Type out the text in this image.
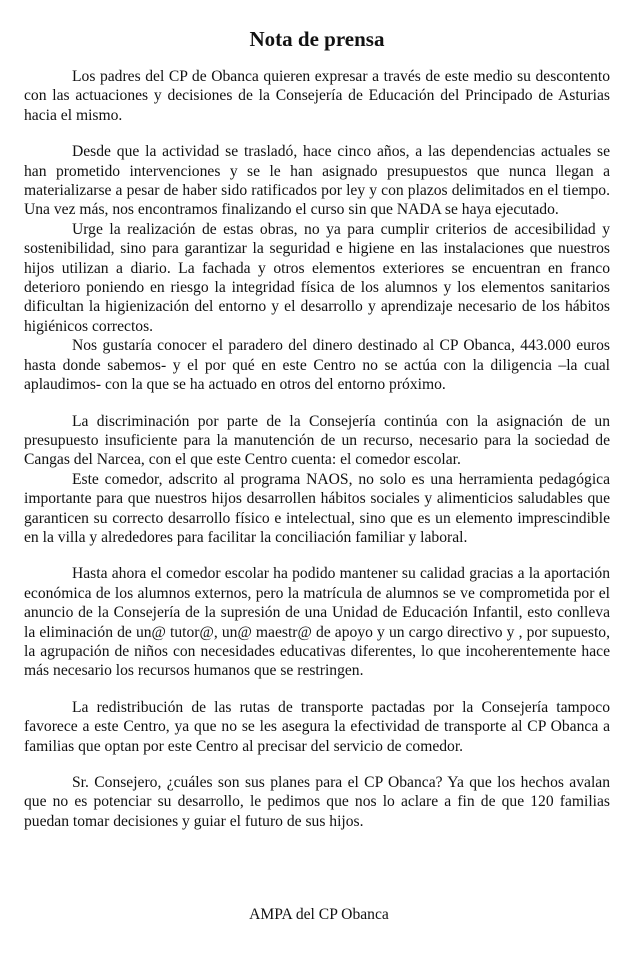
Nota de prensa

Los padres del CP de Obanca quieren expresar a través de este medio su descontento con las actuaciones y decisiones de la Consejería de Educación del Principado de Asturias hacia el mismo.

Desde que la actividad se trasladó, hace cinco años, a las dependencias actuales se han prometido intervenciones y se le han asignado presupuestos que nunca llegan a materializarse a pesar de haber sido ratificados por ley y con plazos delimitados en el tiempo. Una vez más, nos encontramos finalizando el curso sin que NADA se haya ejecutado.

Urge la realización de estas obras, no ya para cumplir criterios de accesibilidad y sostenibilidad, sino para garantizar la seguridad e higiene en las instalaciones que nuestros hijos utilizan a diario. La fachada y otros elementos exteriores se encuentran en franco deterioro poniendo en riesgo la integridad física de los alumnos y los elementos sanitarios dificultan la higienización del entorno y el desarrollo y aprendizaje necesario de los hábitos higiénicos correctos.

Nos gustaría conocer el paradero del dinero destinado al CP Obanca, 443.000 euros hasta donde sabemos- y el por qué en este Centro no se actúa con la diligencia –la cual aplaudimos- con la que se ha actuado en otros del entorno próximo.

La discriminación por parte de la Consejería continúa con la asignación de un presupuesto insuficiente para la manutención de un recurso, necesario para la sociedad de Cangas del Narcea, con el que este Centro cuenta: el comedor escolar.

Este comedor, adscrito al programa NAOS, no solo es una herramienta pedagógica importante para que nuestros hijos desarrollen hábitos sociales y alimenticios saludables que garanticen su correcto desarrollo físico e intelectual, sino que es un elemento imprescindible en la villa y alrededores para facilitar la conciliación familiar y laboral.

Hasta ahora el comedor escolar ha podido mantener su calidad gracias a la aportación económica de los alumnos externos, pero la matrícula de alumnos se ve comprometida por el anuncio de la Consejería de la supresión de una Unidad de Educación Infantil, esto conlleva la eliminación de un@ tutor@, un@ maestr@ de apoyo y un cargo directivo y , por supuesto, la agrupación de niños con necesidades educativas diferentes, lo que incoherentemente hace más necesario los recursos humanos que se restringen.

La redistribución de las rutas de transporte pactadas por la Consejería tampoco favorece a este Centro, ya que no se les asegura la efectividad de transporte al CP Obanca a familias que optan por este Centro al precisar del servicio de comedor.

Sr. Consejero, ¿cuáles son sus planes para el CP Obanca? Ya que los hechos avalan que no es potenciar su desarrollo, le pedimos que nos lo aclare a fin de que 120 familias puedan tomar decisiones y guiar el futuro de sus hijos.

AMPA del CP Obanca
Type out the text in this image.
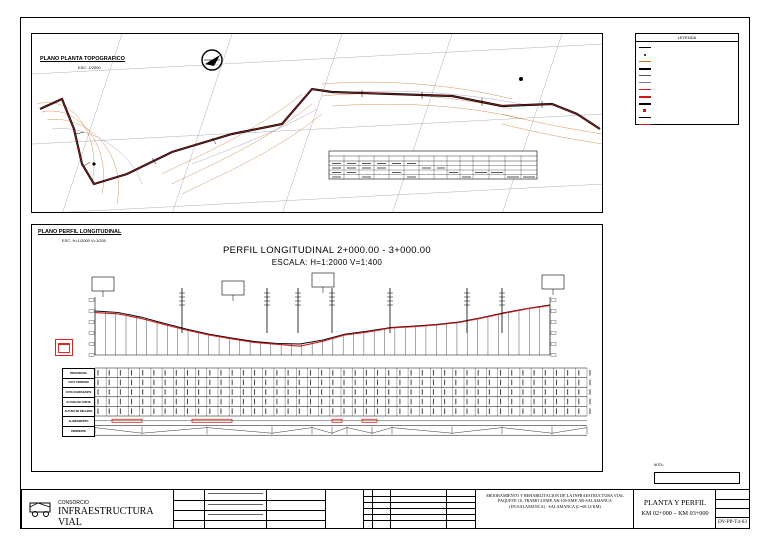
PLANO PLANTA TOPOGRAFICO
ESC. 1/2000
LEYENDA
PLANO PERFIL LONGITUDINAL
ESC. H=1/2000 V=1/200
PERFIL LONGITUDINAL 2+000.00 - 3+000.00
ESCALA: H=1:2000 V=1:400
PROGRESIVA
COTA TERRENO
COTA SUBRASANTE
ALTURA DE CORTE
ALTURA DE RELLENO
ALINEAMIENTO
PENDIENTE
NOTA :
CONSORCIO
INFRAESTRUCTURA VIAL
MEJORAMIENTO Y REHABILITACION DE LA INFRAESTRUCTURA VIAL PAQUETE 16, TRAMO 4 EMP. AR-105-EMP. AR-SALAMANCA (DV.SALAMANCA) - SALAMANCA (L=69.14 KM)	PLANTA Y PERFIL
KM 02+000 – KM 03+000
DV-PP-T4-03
★ ★ ★ ★ ★ ★ ★
**WORK TO COMPLETE:**
Pick out the lines containing the string "entorno".

**ANSWER TO THIS PROBLEM:**
Urge la realización de estas obras, no ya para cumplir criterios de accesibilidad y sostenibilidad, sino para garantizar la seguridad e higiene en las instalaciones que nuestros hijos utilizan a diario. La fachada y otros elementos exteriores se encuentran en franco deterioro poniendo en riesgo la integridad física de los alumnos y los elementos sanitarios dificultan la higienización del entorno y el desarrollo y aprendizaje necesario de los hábitos higiénicos correctos.
Nos gustaría conocer el paradero del dinero destinado al CP Obanca, 443.000 euros hasta donde sabemos- y el por qué en este Centro no se actúa con la diligencia –la cual aplaudimos- con la que se ha actuado en otros del entorno próximo.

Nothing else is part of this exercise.